**RECORD EXTRACTS:**
-*-*-

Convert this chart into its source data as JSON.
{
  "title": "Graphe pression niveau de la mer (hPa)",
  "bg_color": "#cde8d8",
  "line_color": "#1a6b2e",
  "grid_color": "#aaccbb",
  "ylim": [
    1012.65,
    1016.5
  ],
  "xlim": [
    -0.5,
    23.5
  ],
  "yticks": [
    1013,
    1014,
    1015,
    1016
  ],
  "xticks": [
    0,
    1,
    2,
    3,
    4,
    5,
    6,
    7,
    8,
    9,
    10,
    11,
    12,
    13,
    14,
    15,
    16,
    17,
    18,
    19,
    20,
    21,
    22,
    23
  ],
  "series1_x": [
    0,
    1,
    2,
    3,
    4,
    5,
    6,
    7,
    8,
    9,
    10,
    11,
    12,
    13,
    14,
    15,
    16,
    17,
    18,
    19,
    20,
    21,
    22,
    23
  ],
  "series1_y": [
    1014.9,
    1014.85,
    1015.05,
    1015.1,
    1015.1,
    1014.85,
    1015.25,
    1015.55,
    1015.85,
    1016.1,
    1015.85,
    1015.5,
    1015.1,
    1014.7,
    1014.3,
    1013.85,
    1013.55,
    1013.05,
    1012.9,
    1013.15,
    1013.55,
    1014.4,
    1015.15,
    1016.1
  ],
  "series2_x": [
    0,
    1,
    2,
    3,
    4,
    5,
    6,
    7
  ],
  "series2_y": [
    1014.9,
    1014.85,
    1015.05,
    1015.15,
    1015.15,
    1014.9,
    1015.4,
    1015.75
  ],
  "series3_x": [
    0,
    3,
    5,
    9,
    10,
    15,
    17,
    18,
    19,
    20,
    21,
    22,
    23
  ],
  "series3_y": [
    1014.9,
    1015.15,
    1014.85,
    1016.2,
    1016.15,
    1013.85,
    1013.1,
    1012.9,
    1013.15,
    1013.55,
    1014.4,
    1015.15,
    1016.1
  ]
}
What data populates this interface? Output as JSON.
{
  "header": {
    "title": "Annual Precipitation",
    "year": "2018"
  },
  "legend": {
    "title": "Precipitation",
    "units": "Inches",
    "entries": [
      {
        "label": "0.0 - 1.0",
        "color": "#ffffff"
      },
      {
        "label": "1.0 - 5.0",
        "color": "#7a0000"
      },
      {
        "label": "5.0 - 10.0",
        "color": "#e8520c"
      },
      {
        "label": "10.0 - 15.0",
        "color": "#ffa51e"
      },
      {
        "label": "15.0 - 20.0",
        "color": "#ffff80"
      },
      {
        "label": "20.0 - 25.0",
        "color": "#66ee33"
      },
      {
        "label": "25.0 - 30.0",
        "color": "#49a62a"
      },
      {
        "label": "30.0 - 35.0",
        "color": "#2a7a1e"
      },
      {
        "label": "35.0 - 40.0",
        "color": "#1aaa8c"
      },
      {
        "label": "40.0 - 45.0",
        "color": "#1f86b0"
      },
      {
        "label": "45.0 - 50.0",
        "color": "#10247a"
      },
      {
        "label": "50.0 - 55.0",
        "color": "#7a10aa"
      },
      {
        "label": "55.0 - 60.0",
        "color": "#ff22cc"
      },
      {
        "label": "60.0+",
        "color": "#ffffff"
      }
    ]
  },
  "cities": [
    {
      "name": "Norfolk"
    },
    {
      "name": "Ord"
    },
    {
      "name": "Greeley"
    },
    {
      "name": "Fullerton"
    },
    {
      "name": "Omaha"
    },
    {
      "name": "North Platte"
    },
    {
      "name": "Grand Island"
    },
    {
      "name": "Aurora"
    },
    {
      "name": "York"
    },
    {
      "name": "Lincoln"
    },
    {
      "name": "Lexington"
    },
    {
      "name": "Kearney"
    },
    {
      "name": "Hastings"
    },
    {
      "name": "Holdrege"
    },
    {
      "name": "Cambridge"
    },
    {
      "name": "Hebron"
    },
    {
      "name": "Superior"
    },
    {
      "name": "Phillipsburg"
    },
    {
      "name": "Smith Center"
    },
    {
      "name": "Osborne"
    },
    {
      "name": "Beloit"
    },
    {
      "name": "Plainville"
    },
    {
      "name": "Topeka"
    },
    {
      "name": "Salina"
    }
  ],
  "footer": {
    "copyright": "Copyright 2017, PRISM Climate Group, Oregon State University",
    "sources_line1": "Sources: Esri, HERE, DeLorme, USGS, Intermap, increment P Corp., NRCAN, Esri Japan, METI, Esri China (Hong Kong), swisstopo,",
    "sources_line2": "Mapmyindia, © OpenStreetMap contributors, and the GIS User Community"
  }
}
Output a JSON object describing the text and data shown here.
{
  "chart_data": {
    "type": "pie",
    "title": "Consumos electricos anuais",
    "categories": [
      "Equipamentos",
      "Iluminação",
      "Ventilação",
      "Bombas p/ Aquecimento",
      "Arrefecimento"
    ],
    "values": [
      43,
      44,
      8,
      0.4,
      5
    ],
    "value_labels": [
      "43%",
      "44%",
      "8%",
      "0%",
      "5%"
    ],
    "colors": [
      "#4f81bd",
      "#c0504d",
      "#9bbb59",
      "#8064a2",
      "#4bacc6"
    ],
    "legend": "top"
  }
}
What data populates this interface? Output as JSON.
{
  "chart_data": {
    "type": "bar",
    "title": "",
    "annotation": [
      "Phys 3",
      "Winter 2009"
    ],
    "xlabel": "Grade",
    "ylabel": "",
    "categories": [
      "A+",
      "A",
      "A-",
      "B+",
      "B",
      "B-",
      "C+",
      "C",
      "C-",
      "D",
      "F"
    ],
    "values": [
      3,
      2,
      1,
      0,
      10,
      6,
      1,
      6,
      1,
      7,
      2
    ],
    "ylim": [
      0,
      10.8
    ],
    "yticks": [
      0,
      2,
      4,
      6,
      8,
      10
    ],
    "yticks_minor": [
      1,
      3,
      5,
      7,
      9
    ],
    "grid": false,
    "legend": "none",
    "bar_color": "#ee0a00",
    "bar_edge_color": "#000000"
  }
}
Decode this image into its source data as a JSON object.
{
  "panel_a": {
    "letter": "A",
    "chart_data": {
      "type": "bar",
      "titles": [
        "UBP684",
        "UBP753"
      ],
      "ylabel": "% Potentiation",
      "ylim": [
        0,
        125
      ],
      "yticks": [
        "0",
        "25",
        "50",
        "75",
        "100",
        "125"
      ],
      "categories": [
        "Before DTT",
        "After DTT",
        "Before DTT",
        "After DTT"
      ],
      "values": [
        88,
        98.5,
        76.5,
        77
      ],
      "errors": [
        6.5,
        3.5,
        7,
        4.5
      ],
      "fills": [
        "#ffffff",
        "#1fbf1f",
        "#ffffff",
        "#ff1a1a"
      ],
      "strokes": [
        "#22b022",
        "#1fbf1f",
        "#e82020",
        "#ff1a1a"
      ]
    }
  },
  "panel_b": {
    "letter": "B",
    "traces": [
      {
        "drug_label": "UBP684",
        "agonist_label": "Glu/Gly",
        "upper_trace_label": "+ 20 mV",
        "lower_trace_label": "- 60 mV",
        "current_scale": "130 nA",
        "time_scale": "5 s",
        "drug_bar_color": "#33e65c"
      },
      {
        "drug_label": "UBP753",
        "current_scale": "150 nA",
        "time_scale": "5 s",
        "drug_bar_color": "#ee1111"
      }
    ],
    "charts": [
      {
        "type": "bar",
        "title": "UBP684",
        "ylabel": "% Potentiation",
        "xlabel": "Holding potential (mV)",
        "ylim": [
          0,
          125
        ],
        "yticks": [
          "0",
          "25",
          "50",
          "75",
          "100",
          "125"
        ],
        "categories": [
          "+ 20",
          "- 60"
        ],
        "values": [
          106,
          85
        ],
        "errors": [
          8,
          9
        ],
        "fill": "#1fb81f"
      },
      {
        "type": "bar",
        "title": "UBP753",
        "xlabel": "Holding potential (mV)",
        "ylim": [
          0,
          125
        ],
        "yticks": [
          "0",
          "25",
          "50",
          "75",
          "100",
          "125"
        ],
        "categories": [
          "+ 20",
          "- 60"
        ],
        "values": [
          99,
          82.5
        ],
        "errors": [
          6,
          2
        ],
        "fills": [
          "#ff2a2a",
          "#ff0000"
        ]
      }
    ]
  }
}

-*-*-

**WRITTEN PROBLEM:** Select all lines in the listing that include the word "ylabel".

**RESULT OF THE TASK:**
    "ylabel": "",
      "ylabel": "% Potentiation",
        "ylabel": "% Potentiation",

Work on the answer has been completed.